*Records provided*

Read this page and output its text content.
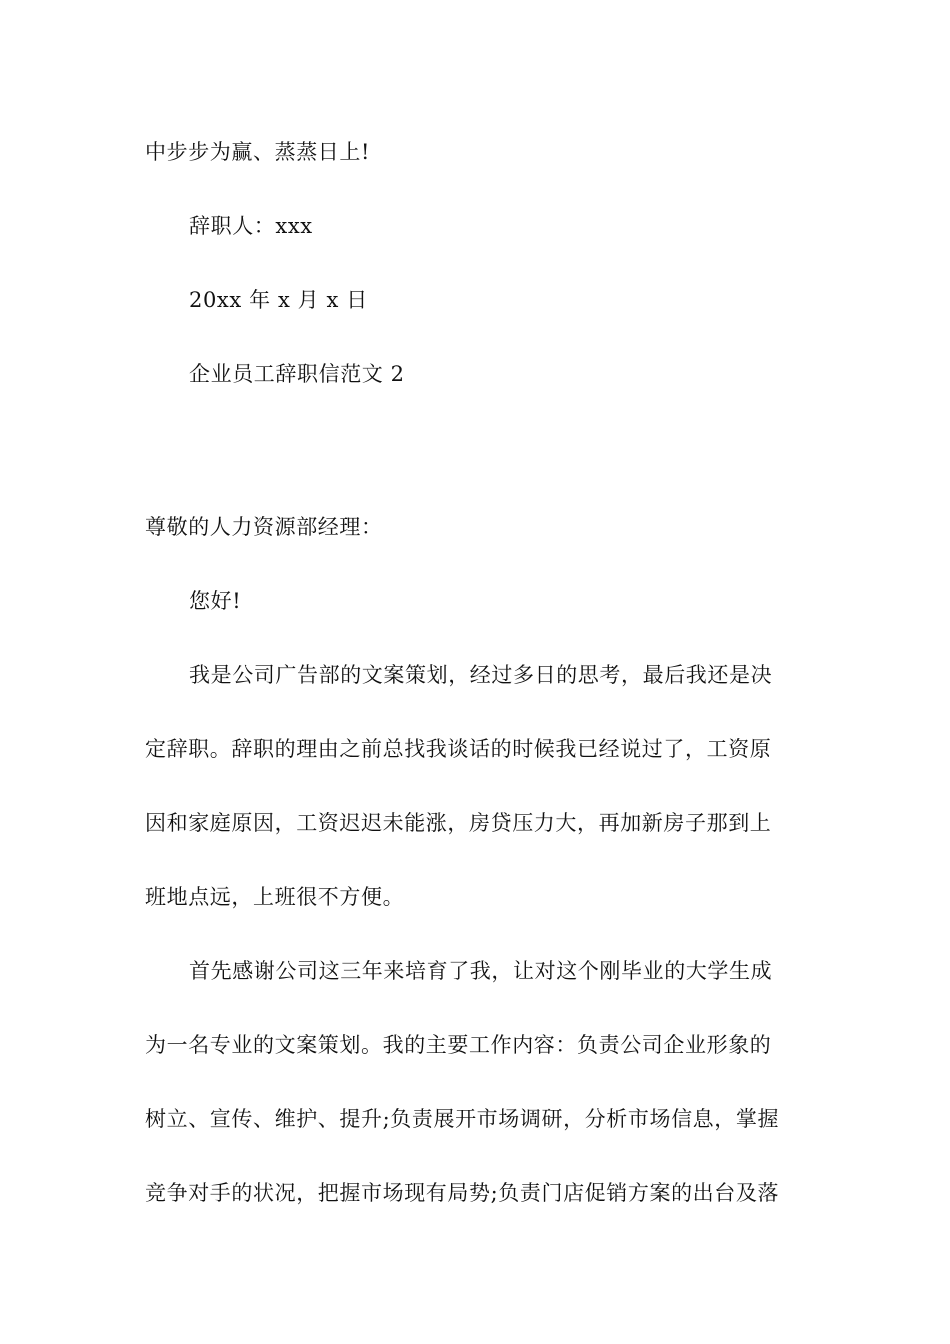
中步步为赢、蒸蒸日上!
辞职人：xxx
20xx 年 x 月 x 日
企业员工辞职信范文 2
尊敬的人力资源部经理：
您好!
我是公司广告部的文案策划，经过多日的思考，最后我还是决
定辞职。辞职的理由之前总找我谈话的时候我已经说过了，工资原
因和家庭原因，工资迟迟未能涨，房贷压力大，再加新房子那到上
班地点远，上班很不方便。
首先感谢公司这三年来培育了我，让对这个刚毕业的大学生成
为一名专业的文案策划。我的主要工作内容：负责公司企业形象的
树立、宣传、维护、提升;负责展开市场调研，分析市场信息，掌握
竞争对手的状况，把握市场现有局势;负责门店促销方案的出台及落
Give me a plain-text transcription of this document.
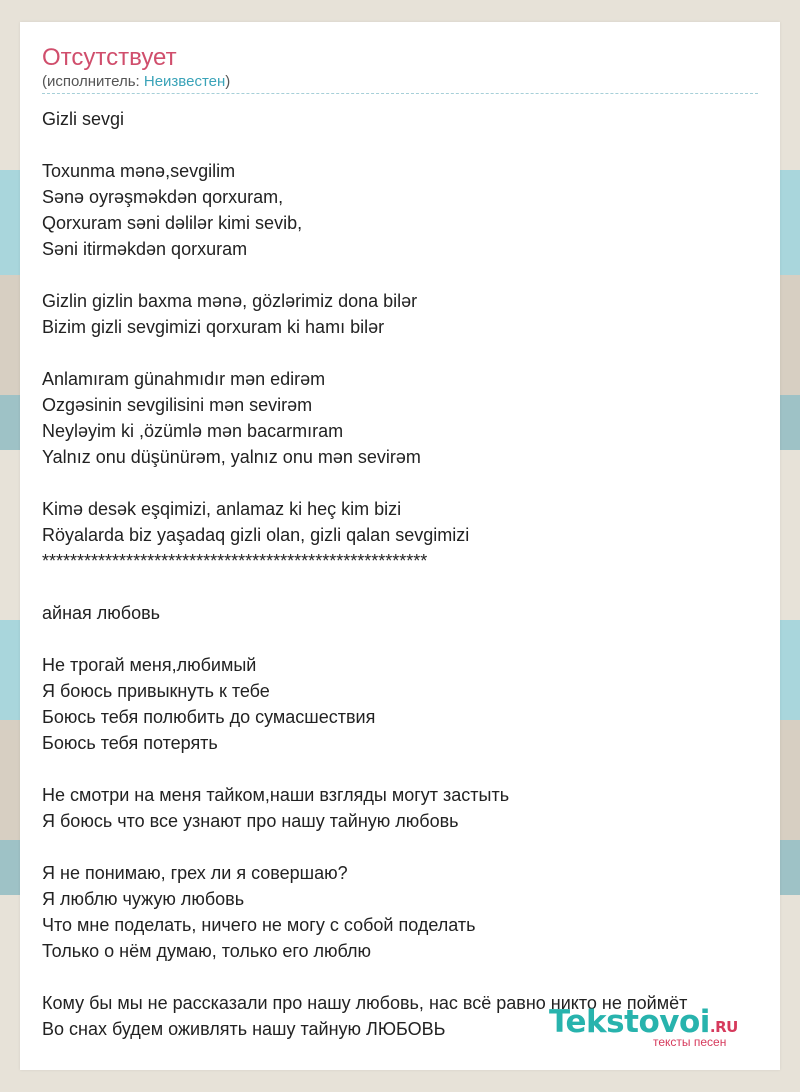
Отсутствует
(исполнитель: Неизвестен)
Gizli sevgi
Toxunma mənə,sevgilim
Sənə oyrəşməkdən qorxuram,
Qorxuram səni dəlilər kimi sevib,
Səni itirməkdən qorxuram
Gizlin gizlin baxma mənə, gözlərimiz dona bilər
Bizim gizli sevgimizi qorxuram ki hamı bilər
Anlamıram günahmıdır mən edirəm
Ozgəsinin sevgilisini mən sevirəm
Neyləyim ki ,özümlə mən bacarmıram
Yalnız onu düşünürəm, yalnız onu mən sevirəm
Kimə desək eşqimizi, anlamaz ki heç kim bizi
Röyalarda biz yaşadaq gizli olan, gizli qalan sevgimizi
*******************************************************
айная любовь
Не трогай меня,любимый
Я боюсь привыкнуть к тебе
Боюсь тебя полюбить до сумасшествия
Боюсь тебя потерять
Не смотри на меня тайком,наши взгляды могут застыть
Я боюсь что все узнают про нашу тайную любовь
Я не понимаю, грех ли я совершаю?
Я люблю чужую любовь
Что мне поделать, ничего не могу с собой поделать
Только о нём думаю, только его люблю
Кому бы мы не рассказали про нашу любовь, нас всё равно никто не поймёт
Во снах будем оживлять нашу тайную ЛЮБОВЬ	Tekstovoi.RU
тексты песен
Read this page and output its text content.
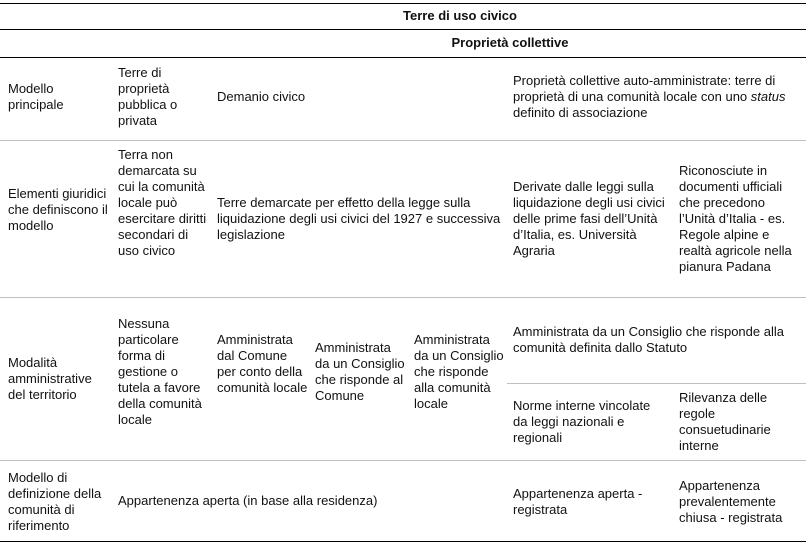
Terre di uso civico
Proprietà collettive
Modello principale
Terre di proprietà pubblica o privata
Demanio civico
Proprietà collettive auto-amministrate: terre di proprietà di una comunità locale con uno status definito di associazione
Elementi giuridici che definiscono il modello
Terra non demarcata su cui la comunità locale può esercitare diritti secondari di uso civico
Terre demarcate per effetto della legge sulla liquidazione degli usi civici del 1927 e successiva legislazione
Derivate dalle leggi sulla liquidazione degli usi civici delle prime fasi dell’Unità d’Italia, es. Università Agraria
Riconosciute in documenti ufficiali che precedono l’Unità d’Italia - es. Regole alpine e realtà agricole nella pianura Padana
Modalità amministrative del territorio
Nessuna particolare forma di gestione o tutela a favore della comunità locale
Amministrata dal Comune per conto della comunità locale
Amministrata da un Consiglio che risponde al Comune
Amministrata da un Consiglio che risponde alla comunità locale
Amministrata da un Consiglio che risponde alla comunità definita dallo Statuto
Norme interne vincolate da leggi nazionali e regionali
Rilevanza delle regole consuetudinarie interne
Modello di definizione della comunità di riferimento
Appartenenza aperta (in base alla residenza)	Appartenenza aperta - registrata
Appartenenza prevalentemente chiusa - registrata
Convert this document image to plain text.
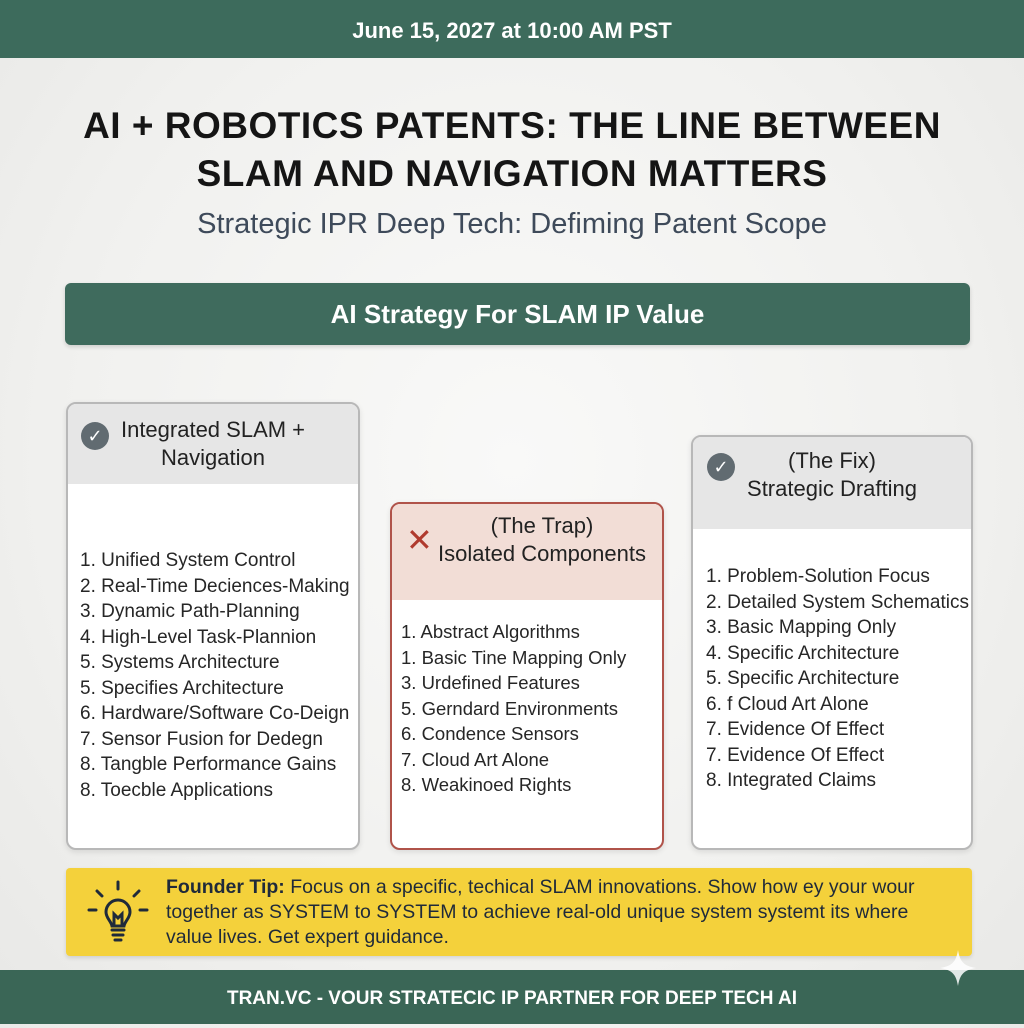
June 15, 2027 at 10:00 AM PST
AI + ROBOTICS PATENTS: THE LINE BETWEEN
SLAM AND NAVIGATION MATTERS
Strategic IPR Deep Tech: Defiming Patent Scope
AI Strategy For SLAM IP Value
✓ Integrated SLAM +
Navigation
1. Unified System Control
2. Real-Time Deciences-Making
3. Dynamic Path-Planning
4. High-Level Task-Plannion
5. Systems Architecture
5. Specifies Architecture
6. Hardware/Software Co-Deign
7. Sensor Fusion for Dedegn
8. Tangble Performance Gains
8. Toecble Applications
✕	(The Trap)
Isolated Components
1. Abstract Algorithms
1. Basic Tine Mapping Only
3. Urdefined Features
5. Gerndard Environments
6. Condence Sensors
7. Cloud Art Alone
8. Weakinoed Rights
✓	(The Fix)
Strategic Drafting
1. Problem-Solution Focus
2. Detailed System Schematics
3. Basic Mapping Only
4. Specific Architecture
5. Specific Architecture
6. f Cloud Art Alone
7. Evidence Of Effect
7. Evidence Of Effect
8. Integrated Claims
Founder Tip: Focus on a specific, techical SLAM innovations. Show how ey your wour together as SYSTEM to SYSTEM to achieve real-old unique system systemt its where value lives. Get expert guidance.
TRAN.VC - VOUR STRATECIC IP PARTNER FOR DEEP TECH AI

*Exercise aim*
The records above are to be restated exactly, without their pictures.

*Task output*
Read this page and output its text content.
中步步为赢、蒸蒸日上!
辞职人：xxx
20xx 年 x 月 x 日
企业员工辞职信范文 2
尊敬的人力资源部经理：
您好!
我是公司广告部的文案策划，经过多日的思考，最后我还是决
定辞职。辞职的理由之前总找我谈话的时候我已经说过了，工资原
因和家庭原因，工资迟迟未能涨，房贷压力大，再加新房子那到上
班地点远，上班很不方便。
首先感谢公司这三年来培育了我，让对这个刚毕业的大学生成
为一名专业的文案策划。我的主要工作内容：负责公司企业形象的
树立、宣传、维护、提升;负责展开市场调研，分析市场信息，掌握
竞争对手的状况，把握市场现有局势;负责门店促销方案的出台及落
Give me a plain-text transcription of this document.
Отсутствует
(исполнитель: Неизвестен)
Gizli sevgi
Toxunma mənə,sevgilim
Sənə oyrəşməkdən qorxuram,
Qorxuram səni dəlilər kimi sevib,
Səni itirməkdən qorxuram
Gizlin gizlin baxma mənə, gözlərimiz dona bilər
Bizim gizli sevgimizi qorxuram ki hamı bilər
Anlamıram günahmıdır mən edirəm
Ozgəsinin sevgilisini mən sevirəm
Neyləyim ki ,özümlə mən bacarmıram
Yalnız onu düşünürəm, yalnız onu mən sevirəm
Kimə desək eşqimizi, anlamaz ki heç kim bizi
Röyalarda biz yaşadaq gizli olan, gizli qalan sevgimizi
*******************************************************
айная любовь
Не трогай меня,любимый
Я боюсь привыкнуть к тебе
Боюсь тебя полюбить до сумасшествия
Боюсь тебя потерять
Не смотри на меня тайком,наши взгляды могут застыть
Я боюсь что все узнают про нашу тайную любовь
Я не понимаю, грех ли я совершаю?
Я люблю чужую любовь
Что мне поделать, ничего не могу с собой поделать
Только о нём думаю, только его люблю
Кому бы мы не рассказали про нашу любовь, нас всё равно никто не поймёт
Во снах будем оживлять нашу тайную ЛЮБОВЬ	Tekstovoi.RU
тексты песен
Read this page and output its text content.
Terre di uso civico
Proprietà collettive
Modello principale
Terre di proprietà pubblica o privata
Demanio civico
Proprietà collettive auto-amministrate: terre di proprietà di una comunità locale con uno status definito di associazione
Elementi giuridici che definiscono il modello
Terra non demarcata su cui la comunità locale può esercitare diritti secondari di uso civico
Terre demarcate per effetto della legge sulla liquidazione degli usi civici del 1927 e successiva legislazione
Derivate dalle leggi sulla liquidazione degli usi civici delle prime fasi dell’Unità d’Italia, es. Università Agraria
Riconosciute in documenti ufficiali che precedono l’Unità d’Italia - es. Regole alpine e realtà agricole nella pianura Padana
Modalità amministrative del territorio
Nessuna particolare forma di gestione o tutela a favore della comunità locale
Amministrata dal Comune per conto della comunità locale
Amministrata da un Consiglio che risponde al Comune
Amministrata da un Consiglio che risponde alla comunità locale
Amministrata da un Consiglio che risponde alla comunità definita dallo Statuto
Norme interne vincolate da leggi nazionali e regionali
Rilevanza delle regole consuetudinarie interne
Modello di definizione della comunità di riferimento
Appartenenza aperta (in base alla residenza)	Appartenenza aperta - registrata
Appartenenza prevalentemente chiusa - registrata
Convert this document image to plain text.
June 15, 2027 at 10:00 AM PST
AI + ROBOTICS PATENTS: THE LINE BETWEEN
SLAM AND NAVIGATION MATTERS
Strategic IPR Deep Tech: Defiming Patent Scope
AI Strategy For SLAM IP Value
✓ Integrated SLAM +
Navigation
1. Unified System Control
2. Real-Time Deciences-Making
3. Dynamic Path-Planning
4. High-Level Task-Plannion
5. Systems Architecture
5. Specifies Architecture
6. Hardware/Software Co-Deign
7. Sensor Fusion for Dedegn
8. Tangble Performance Gains
8. Toecble Applications
✕	(The Trap)
Isolated Components
1. Abstract Algorithms
1. Basic Tine Mapping Only
3. Urdefined Features
5. Gerndard Environments
6. Condence Sensors
7. Cloud Art Alone
8. Weakinoed Rights
✓	(The Fix)
Strategic Drafting
1. Problem-Solution Focus
2. Detailed System Schematics
3. Basic Mapping Only
4. Specific Architecture
5. Specific Architecture
6. f Cloud Art Alone
7. Evidence Of Effect
7. Evidence Of Effect
8. Integrated Claims
Founder Tip: Focus on a specific, techical SLAM innovations. Show how ey your wour together as SYSTEM to SYSTEM to achieve real-old unique system systemt its where value lives. Get expert guidance.
TRAN.VC - VOUR STRATECIC IP PARTNER FOR DEEP TECH AI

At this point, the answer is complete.